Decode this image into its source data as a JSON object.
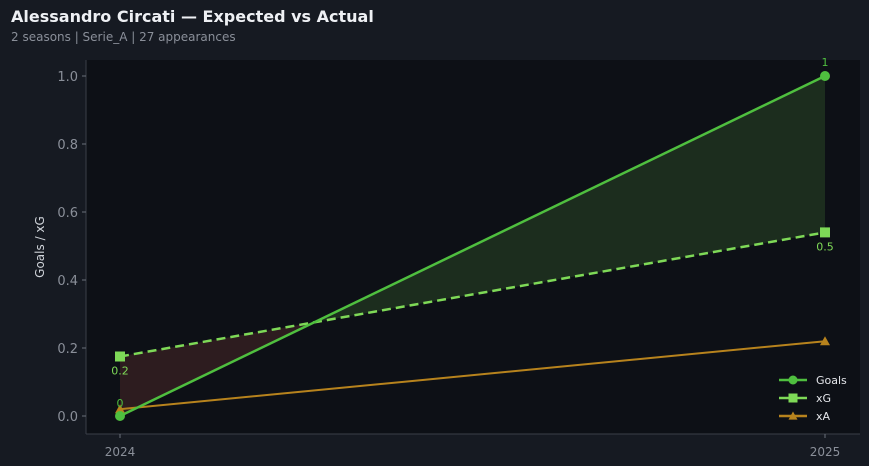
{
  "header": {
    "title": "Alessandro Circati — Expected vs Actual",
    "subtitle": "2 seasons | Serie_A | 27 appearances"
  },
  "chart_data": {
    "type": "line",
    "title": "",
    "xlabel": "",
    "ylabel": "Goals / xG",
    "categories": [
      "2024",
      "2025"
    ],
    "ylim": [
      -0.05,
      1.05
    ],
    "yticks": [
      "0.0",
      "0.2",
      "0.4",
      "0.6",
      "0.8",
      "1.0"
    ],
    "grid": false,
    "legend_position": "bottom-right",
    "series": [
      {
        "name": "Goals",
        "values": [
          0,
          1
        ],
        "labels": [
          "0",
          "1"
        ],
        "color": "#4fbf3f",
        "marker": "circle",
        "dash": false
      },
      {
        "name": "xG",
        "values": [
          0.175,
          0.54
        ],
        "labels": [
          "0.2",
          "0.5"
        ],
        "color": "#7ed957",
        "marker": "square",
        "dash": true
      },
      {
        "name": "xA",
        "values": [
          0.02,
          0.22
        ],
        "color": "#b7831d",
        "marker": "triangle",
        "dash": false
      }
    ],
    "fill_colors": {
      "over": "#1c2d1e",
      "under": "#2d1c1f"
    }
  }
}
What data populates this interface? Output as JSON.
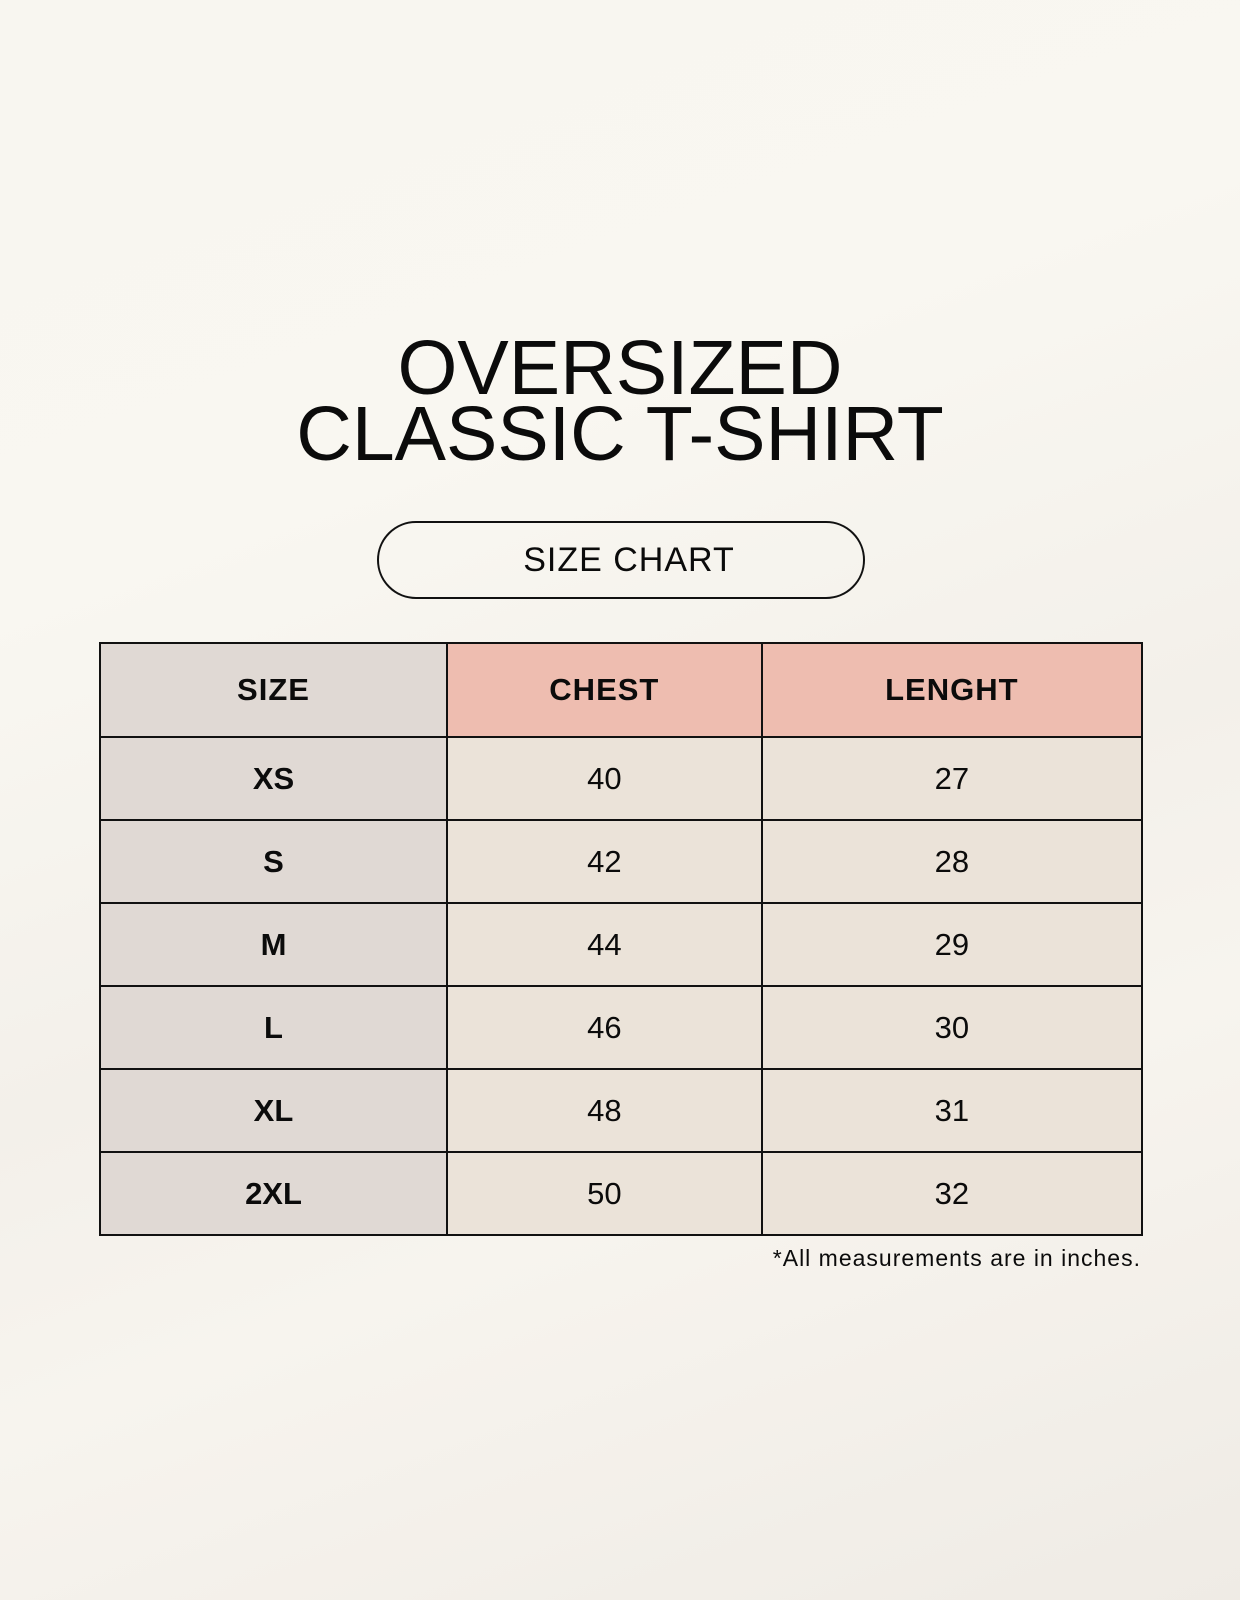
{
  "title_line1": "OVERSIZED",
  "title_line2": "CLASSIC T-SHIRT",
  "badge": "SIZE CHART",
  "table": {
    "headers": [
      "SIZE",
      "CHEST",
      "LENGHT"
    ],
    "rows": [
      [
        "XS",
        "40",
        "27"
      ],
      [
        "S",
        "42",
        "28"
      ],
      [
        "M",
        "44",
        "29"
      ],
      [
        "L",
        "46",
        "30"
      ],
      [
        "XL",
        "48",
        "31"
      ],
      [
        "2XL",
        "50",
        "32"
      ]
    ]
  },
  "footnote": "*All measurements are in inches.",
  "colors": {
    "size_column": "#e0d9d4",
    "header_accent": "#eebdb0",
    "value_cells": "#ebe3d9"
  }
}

* * * * *

**Do this:** Set down exactly, from the line that contains "What data populates" through the last line of the data, each line as it stands, and leave the pictures out.

**Solution for this task:**
What data populates this interface? Output as JSON.
{
  "title_line1": "OVERSIZED",
  "title_line2": "CLASSIC T-SHIRT",
  "badge": "SIZE CHART",
  "table": {
    "headers": [
      "SIZE",
      "CHEST",
      "LENGHT"
    ],
    "rows": [
      [
        "XS",
        "40",
        "27"
      ],
      [
        "S",
        "42",
        "28"
      ],
      [
        "M",
        "44",
        "29"
      ],
      [
        "L",
        "46",
        "30"
      ],
      [
        "XL",
        "48",
        "31"
      ],
      [
        "2XL",
        "50",
        "32"
      ]
    ]
  },
  "footnote": "*All measurements are in inches.",
  "colors": {
    "size_column": "#e0d9d4",
    "header_accent": "#eebdb0",
    "value_cells": "#ebe3d9"
  }
}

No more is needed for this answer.